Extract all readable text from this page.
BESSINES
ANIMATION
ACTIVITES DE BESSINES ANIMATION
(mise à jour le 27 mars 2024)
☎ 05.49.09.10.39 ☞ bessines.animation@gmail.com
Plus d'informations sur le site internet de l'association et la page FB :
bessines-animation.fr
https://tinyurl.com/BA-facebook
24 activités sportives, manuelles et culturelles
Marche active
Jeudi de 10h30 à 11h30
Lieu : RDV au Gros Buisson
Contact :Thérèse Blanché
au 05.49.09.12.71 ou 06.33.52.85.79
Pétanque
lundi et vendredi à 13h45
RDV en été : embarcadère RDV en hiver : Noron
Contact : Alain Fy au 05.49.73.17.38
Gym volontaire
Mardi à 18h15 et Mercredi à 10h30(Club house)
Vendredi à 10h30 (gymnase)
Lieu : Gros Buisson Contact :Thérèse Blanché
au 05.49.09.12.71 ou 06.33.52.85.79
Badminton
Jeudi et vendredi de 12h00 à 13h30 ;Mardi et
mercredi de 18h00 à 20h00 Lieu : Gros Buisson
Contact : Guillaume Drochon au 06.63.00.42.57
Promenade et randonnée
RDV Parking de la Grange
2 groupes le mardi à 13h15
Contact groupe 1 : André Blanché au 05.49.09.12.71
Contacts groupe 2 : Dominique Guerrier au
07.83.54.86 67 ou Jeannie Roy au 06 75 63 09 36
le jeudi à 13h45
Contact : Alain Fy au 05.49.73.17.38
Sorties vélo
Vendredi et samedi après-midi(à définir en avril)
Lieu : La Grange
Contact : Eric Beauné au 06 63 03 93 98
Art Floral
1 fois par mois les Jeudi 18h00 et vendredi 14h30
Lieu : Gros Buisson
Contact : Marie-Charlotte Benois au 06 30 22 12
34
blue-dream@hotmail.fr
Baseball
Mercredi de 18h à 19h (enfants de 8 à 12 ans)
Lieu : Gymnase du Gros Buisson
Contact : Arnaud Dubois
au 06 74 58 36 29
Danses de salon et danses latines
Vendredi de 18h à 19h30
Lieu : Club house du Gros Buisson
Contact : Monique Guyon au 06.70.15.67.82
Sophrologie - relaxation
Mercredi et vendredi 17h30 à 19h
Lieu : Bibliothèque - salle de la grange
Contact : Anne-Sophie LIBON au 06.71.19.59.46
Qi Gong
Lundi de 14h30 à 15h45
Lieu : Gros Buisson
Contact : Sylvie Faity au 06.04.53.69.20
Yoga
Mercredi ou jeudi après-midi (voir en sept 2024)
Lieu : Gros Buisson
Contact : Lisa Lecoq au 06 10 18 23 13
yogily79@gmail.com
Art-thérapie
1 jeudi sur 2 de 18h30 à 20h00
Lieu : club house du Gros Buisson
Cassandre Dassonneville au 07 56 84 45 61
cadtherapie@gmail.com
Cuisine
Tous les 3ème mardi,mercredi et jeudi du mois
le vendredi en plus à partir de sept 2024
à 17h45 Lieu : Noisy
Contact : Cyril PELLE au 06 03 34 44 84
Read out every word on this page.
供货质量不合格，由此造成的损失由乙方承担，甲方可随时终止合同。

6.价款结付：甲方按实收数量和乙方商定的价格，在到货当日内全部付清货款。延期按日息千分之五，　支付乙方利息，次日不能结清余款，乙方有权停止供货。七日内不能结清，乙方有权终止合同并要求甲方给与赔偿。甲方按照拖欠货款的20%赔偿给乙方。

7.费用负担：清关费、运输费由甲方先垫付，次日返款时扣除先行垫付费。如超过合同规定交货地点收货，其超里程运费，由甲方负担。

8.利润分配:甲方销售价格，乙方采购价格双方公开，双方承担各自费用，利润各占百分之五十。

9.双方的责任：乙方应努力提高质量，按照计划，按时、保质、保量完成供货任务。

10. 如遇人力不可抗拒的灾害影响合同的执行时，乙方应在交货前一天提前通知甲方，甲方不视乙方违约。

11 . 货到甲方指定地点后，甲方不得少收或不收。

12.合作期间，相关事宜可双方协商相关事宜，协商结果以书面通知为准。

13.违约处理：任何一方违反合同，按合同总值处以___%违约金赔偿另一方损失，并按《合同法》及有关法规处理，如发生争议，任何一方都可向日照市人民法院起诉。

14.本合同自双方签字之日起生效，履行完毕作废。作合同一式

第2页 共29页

_The problem_
Only the lines from the one containing "Read out every word on this page." to the end of the data should be printed, exactly as they stand.

_Answer in full_
Read out every word on this page.
供货质量不合格，由此造成的损失由乙方承担，甲方可随时终止合同。

6.价款结付：甲方按实收数量和乙方商定的价格，在到货当日内全部付清货款。延期按日息千分之五，　支付乙方利息，次日不能结清余款，乙方有权停止供货。七日内不能结清，乙方有权终止合同并要求甲方给与赔偿。甲方按照拖欠货款的20%赔偿给乙方。

7.费用负担：清关费、运输费由甲方先垫付，次日返款时扣除先行垫付费。如超过合同规定交货地点收货，其超里程运费，由甲方负担。

8.利润分配:甲方销售价格，乙方采购价格双方公开，双方承担各自费用，利润各占百分之五十。

9.双方的责任：乙方应努力提高质量，按照计划，按时、保质、保量完成供货任务。

10. 如遇人力不可抗拒的灾害影响合同的执行时，乙方应在交货前一天提前通知甲方，甲方不视乙方违约。

11 . 货到甲方指定地点后，甲方不得少收或不收。

12.合作期间，相关事宜可双方协商相关事宜，协商结果以书面通知为准。

13.违约处理：任何一方违反合同，按合同总值处以___%违约金赔偿另一方损失，并按《合同法》及有关法规处理，如发生争议，任何一方都可向日照市人民法院起诉。

14.本合同自双方签字之日起生效，履行完毕作废。作合同一式

第2页 共29页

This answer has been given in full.